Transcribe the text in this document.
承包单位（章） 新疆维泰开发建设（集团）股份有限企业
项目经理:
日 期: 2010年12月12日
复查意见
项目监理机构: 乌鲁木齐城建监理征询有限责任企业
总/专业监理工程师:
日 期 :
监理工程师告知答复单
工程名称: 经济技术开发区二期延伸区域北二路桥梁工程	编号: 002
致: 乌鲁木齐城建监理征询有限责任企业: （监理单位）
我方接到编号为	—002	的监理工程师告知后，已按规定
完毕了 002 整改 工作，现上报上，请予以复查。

○ ○ ○ ○ ○

TASK TO CARRY OUT »
Reproduce each record shown above without altering a single word.

OUTPUT BELOW »
Transcribe the text in this document.
承包单位（章） 新疆维泰开发建设（集团）股份有限企业
项目经理:
日 期: 2010年12月12日
复查意见
项目监理机构: 乌鲁木齐城建监理征询有限责任企业
总/专业监理工程师:
日 期 :
监理工程师告知答复单
工程名称: 经济技术开发区二期延伸区域北二路桥梁工程	编号: 002
致: 乌鲁木齐城建监理征询有限责任企业: （监理单位）
我方接到编号为	—002	的监理工程师告知后，已按规定
完毕了 002 整改 工作，现上报上，请予以复查。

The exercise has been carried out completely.